━━━ DATA SHOWN
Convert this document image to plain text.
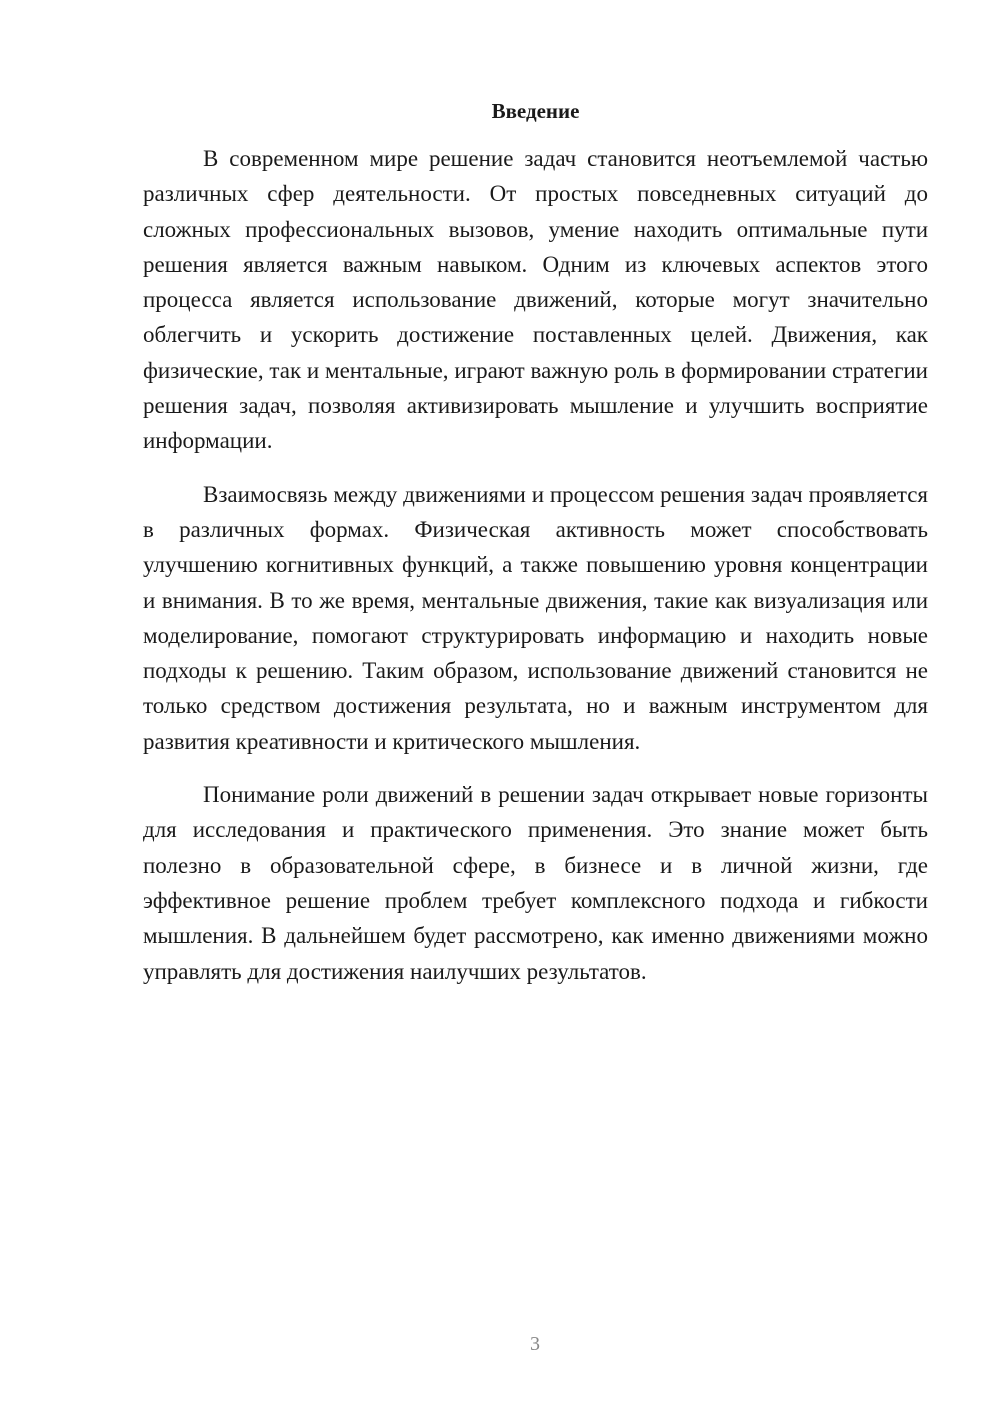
Введение

В современном мире решение задач становится неотъемлемой частью различных сфер деятельности. От простых повседневных ситуаций до сложных профессиональных вызовов, умение находить оптимальные пути решения является важным навыком. Одним из ключевых аспектов этого процесса является использование движений, которые могут значительно облегчить и ускорить достижение поставленных целей. Движения, как физические, так и ментальные, играют важную роль в формировании стратегии решения задач, позволяя активизировать мышление и улучшить восприятие информации.

Взаимосвязь между движениями и процессом решения задач проявляется в различных формах. Физическая активность может способствовать улучшению когнитивных функций, а также повышению уровня концентрации и внимания. В то же время, ментальные движения, такие как визуализация или моделирование, помогают структурировать информацию и находить новые подходы к решению. Таким образом, использование движений становится не только средством достижения результата, но и важным инструментом для развития креативности и критического мышления.

Понимание роли движений в решении задач открывает новые горизонты для исследования и практического применения. Это знание может быть полезно в образовательной сфере, в бизнесе и в личной жизни, где эффективное решение проблем требует комплексного подхода и гибкости мышления. В дальнейшем будет рассмотрено, как именно движениями можно управлять для достижения наилучших результатов.

3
━━━━━━
STATED EXERCISE: Restate the data above exactly, stripping out each image.

RESULT OF THIS EXERCISE:
Convert this document image to plain text.
Введение

В современном мире решение задач становится неотъемлемой частью различных сфер деятельности. От простых повседневных ситуаций до сложных профессиональных вызовов, умение находить оптимальные пути решения является важным навыком. Одним из ключевых аспектов этого процесса является использование движений, которые могут значительно облегчить и ускорить достижение поставленных целей. Движения, как физические, так и ментальные, играют важную роль в формировании стратегии решения задач, позволяя активизировать мышление и улучшить восприятие информации.

Взаимосвязь между движениями и процессом решения задач проявляется в различных формах. Физическая активность может способствовать улучшению когнитивных функций, а также повышению уровня концентрации и внимания. В то же время, ментальные движения, такие как визуализация или моделирование, помогают структурировать информацию и находить новые подходы к решению. Таким образом, использование движений становится не только средством достижения результата, но и важным инструментом для развития креативности и критического мышления.

Понимание роли движений в решении задач открывает новые горизонты для исследования и практического применения. Это знание может быть полезно в образовательной сфере, в бизнесе и в личной жизни, где эффективное решение проблем требует комплексного подхода и гибкости мышления. В дальнейшем будет рассмотрено, как именно движениями можно управлять для достижения наилучших результатов.

3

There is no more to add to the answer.